## Brano fornito
▽

1. L'iscrizione ipotecaria - 2. Il Solve et repete, Solve et repete ossia prima paga e poi richiedi (quando hai ingiustamente pagato)  - 3. L'iscrizione a ruolo in pendenza di giudizio - 4. La sentenza è esecutiva solo per lo Stato

1. L’Iscrizione ipotecaria sulla casa

Senza dubbio la più odiosa e vergognosa azione nei confronti dei contribuenti è l’iscrizione ipotecaria sulla casa. L’attuale normativa ad Equitalia un potere enorme. Nessuna norma inoltre obbliga l’Equitalia ad azioni alternative quali il fermo amministrativo o il pignoramento mobiliare, fino al 2007 l’iscrizione ipotecaria veniva addirittura comunicata per posta prioritaria e migliaia di persone si sono trovate la casa all’asta senza nemmeno sapere perché.

Tutta questa tirannia fiscale,  comporta stress, paura, ansie e genera un’intensa sensazione di ingiustizia nei cittadini che notano come sia difficile sequestrare i beni ai malavitosi, mafiosi o camorristi e cosi facilmente alla gente per bene.

Inoltre si discute in giurisprudenza sulla natura giuridica dell’iscrizione ipotecaria se sia cautelare o espriopriativa, molti giudici la ritengono cautelare, a mio avviso e’ una vera e propria espropriazione, anche su questo e’ necessario un intervento legislativo atto a garantire i contribuenti contro le aggressioni della macchina fiscale sul bene piu’ prezioso per la vita di un lavoratore la propria casa.

Io personalmente farei rientrare la prima casa tra i beni insequestrabili e impignorabili, una norma successiva ha sancito l'impignorabilità della prima casa, ma come è scritta di fatto consente a Equitalia di mettere ipoteca, anche se non può vendere.

 

2.Il Solve et repete prima paghi e poi parliamo – ma non era incostituzionale? Oggi il principio è di fatto di nuovo attuato, tra gli accertamenti impoesattivi e l'obbligo di pagare subito 1/3

L'art.29 del Dl. n. 78/2010, pretende il pagamento di 1/3 di quanto richiesto sull'accertamento, questa pretesa è incostituzionale, inoltre quando si fa un ricorso alla Commissione tributaria bisogna chiedere la sospensione, che e’ quasi un miraggio ottenere, per cui prima paghi e poi discutiamo. Gli accertamento poi sono diventati impoesattivi, quindi attenzione non c'è più bisogno della cartella trascorsi 6 mesi va tutta ad equitalia, che tra l'altro al 61 giorno becca l'8% di aggio esattoriale per aver fatto cosa?

△

(Record di annotazione con coordinate)
▽

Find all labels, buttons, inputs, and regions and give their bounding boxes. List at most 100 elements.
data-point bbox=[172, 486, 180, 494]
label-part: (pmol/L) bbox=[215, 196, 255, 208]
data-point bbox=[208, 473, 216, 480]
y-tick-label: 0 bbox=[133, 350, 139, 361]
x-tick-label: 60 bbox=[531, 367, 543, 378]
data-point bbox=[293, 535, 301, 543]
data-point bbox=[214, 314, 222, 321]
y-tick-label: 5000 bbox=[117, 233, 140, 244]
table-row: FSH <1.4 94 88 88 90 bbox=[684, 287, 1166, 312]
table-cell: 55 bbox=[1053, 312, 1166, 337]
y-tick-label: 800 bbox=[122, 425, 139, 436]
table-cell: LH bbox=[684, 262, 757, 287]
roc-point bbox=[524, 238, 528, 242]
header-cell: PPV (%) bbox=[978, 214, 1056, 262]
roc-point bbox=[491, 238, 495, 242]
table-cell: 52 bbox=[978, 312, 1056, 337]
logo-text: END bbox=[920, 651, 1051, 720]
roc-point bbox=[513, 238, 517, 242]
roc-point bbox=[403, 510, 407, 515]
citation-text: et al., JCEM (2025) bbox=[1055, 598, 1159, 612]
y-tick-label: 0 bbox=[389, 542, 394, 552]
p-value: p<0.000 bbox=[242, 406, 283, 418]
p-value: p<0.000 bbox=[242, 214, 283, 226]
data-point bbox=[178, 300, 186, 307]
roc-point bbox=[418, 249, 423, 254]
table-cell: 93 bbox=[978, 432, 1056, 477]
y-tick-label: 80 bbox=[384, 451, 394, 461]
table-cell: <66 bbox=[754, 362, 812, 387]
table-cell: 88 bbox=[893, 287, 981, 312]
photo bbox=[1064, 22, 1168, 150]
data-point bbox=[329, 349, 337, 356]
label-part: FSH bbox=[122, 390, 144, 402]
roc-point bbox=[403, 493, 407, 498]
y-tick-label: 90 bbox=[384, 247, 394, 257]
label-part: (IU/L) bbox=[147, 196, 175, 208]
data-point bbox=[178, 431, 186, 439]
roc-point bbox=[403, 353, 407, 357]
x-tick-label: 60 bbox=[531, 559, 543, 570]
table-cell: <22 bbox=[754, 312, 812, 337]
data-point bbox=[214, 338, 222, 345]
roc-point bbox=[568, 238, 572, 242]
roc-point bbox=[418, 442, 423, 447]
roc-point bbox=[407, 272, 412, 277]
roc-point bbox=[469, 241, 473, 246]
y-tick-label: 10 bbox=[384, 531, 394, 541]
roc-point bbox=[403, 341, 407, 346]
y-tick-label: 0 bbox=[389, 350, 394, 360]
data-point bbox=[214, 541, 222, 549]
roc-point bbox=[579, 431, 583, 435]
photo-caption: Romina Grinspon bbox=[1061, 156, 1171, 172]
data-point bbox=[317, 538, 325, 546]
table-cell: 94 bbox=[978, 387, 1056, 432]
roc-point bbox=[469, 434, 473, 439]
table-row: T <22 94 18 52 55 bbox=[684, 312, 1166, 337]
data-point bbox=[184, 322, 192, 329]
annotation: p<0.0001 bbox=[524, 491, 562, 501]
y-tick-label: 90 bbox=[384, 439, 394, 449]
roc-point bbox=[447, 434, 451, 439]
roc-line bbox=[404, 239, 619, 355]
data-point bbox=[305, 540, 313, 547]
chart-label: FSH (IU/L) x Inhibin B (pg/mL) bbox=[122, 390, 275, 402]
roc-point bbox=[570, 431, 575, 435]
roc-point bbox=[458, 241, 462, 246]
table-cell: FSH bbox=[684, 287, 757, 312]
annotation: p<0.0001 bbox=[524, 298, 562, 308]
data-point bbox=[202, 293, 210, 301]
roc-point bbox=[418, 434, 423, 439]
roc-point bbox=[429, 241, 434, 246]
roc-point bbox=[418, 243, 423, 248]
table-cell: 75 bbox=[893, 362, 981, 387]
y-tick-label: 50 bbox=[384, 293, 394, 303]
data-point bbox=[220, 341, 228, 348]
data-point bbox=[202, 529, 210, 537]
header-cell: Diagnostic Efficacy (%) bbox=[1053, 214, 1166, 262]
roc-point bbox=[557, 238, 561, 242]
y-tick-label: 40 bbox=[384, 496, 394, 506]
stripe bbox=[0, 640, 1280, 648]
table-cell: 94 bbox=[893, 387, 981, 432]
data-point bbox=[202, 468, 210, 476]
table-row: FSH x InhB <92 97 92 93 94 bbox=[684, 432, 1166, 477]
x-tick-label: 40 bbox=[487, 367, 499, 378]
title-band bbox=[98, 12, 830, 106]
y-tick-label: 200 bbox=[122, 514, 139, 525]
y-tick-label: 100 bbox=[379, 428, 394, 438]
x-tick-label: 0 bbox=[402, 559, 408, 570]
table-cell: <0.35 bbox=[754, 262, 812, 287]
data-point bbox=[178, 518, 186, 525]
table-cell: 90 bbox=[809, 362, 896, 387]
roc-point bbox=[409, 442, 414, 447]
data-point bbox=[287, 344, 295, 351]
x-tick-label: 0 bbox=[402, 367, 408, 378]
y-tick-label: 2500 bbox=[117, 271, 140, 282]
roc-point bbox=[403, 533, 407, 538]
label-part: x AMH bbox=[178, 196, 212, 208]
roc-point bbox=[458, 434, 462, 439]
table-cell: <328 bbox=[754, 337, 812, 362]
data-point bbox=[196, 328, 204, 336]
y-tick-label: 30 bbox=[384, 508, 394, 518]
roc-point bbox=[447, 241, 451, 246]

△

## Richiesta scritta 1
Trascrivi dal brano su Equitalia tutto ciò che va da "Tutta questa tirannia" giù fino a "la propria casa.".
## Richiesta scritta 2
Scrivi la parte successiva del brano su Equitalia e la riscossione delle imposte, riprendendo subito dopo l'ultima frase.
L'elenco non ha alcun legame con il brano.

## Risposta all'esercizio 1
Tutta questa tirannia fiscale,  comporta stress, paura, ansie e genera un’intensa sensazione di ingiustizia nei cittadini che notano come sia difficile sequestrare i beni ai malavitosi, mafiosi o camorristi e cosi facilmente alla gente per bene.

Inoltre si discute in giurisprudenza sulla natura giuridica dell’iscrizione ipotecaria se sia cautelare o espriopriativa, molti giudici la ritengono cautelare, a mio avviso e’ una vera e propria espropriazione, anche su questo e’ necessario un intervento legislativo atto a garantire i contribuenti contro le aggressioni della macchina fiscale sul bene piu’ prezioso per la vita di un lavoratore la propria casa.

## Risposta all'esercizio 2
La discrezionalità sulla valutazione della sussistenza del requisito per ottenere la sospensione è affidata ai giudici, si basa su una libera interpretazione, che poco valuta le conseguenze della mancata concessione del beneficio.

Poi se la sospensione viene concessa la causa la si fa dopo un mese, in caso negativo si aspettano anche anni, questo in barba alla parità di trattamento tra contribuente e fisco.

Il solve et repete era stato dichiarato incostituzionale dalla Corte Costituzionale in data 31 marzo 1961, sentenza  n. 21, alla sentenza sopra richiamata n. 21 del 1961 si era aggiunta la  Corte costituzionale sentenza n.79 del  30 dicembre 1961 - Corte costituzionale (cfr. Gazzetta Ufficiale del 5 gennaio 1962) con   la   quale   la   Corte   aveva   dichiarato   l'incostituzionalità e l'illegittimità  del  2°  comma  dell'art.  52  della L. n. 762/1940 (legge organica sull'I.G.E.). Nel diritto tributario il principio del solve et repete significava che il contribuente prima doveva pagare poi faceva ricorso : in sostanza prima egli doveva pagare l’imposta e poi doveva richiedere il rimborso, tramite il giudice, quanto indebitamente pagato. Il principio serviva ad assicurare più facilmente alla Pubblica Amministrazione le entrate tributarie ed era attuato in varie leggi, che però sono state tutte dichiarate incostituzionali, a partire dalla sentenza 29/3/1961 n. 21 della Corte Costituzionale, per contrasto con gli arti. 3, 24, 113 Cost. Il principio,  trova oggi di nuovo attuazione con le nuove norme , ma evidentemente il legislatore l’ha dimenticato e gli stessi giudici fanno finta di niente, allo stato servono soldi!!!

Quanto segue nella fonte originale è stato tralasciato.